WHAT YOU NEED TO DO:
Copy, in full, each line of the material that holds the word "функции".

DATASET RECORDS:
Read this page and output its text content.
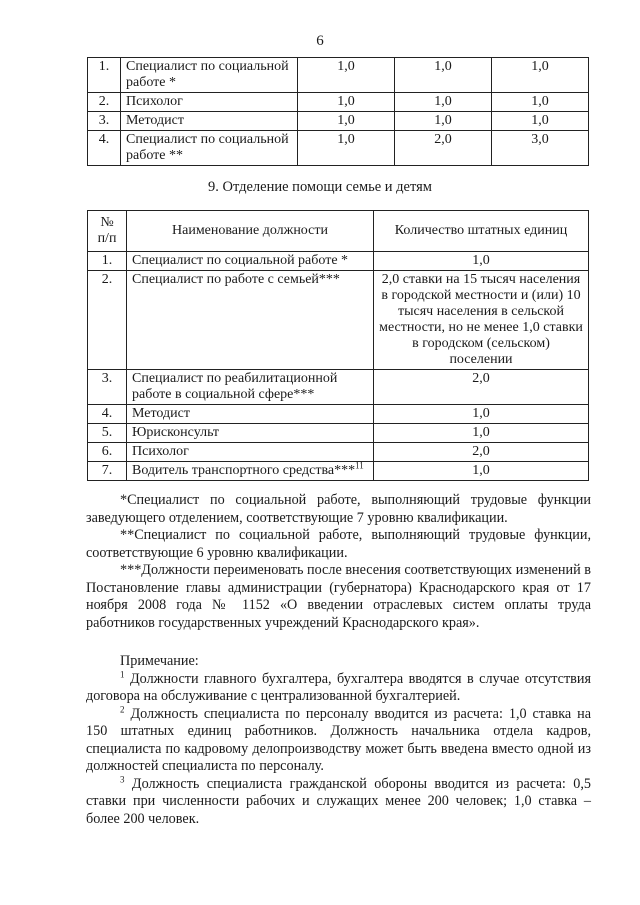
6
1.	Специалист по социальной работе *	1,0	1,0	1,0
2.	Психолог	1,0	1,0	1,0
3.	Методист	1,0	1,0	1,0
4.	Специалист по социальной работе **	1,0	2,0	3,0
9. Отделение помощи семье и детям
№ п/п	Наименование должности	Количество штатных единиц
1.	Специалист по социальной работе *	1,0
2.	Специалист по работе с семьей***	2,0 ставки на 15 тысяч населения в городской местности и (или) 10 тысяч населения в сельской местности, но не менее 1,0 ставки в городском (сельском) поселении
3.	Специалист по реабилитационной работе в социальной сфере***	2,0
4.	Методист	1,0
5.	Юрисконсульт	1,0
6.	Психолог	2,0
7.	Водитель транспортного средства***$^{11}$	1,0

*Специалист по социальной работе, выполняющий трудовые функции заведующего отделением, соответствующие 7 уровню квалификации.

**Специалист по социальной работе, выполняющий трудовые функции, соответствующие 6 уровню квалификации.

***Должности переименовать после внесения соответствующих изменений в Постановление главы администрации (губернатора) Краснодарского края от 17 ноября 2008 года № 1152 «О введении отраслевых систем оплаты труда работников государственных учреждений Краснодарского края».

Примечание:

$^1$ Должности главного бухгалтера, бухгалтера вводятся в случае отсутствия договора на обслуживание с централизованной бухгалтерией.

$^2$ Должность специалиста по персоналу вводится из расчета: 1,0 ставка на 150 штатных единиц работников. Должность начальника отдела кадров, специалиста по кадровому делопроизводству может быть введена вместо одной из должностей специалиста по персоналу.

$^3$ Должность специалиста гражданской обороны вводится из расчета: 0,5 ставки при численности рабочих и служащих менее 200 человек; 1,0 ставка – более 200 человек.
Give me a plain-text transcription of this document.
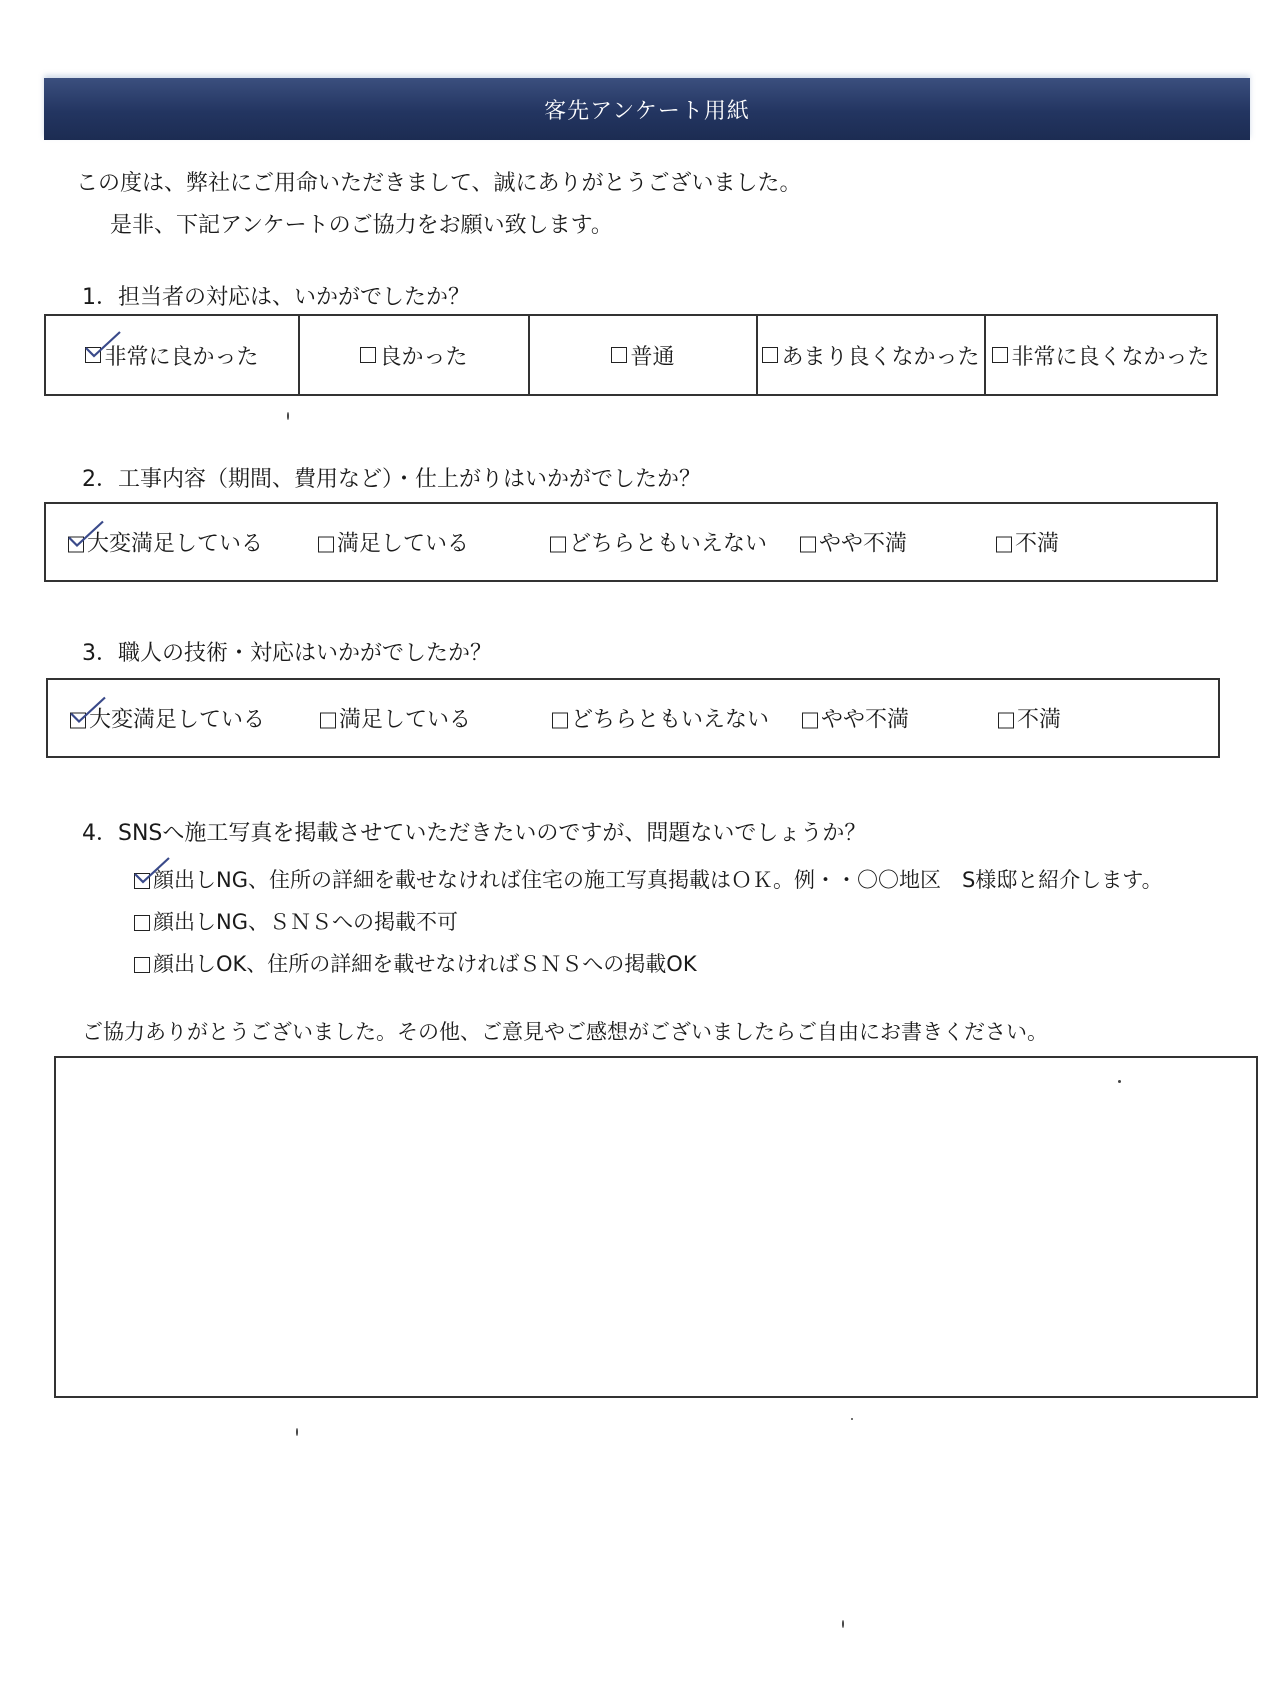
客先アンケート用紙
この度は、弊社にご用命いただきまして、誠にありがとうございました。
是非、下記アンケートのご協力をお願い致します。
1．担当者の対応は、いかがでしたか？
非常に良かった	良かった	普通	あまり良くなかった 非常に良くなかった
2．工事内容（期間、費用など）・仕上がりはいかがでしたか？
大変満足している	満足している	どちらともいえない	やや不満	不満
3．職人の技術・対応はいかがでしたか？
大変満足している	満足している	どちらともいえない	やや不満	不満
4．SNSへ施工写真を掲載させていただきたいのですが、問題ないでしょうか？
顔出しNG、住所の詳細を載せなければ住宅の施工写真掲載はＯＫ。例・・〇〇地区　S様邸と紹介します。
顔出しNG、ＳＮＳへの掲載不可
顔出しOK、住所の詳細を載せなければＳＮＳへの掲載OK
ご協力ありがとうございました。その他、ご意見やご感想がございましたらご自由にお書きください。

RIGHT ANSWER:
*Специалист по социальной работе, выполняющий трудовые функции заведующего отделением, соответствующие 7 уровню квалификации.
**Специалист по социальной работе, выполняющий трудовые функции, соответствующие 6 уровню квалификации.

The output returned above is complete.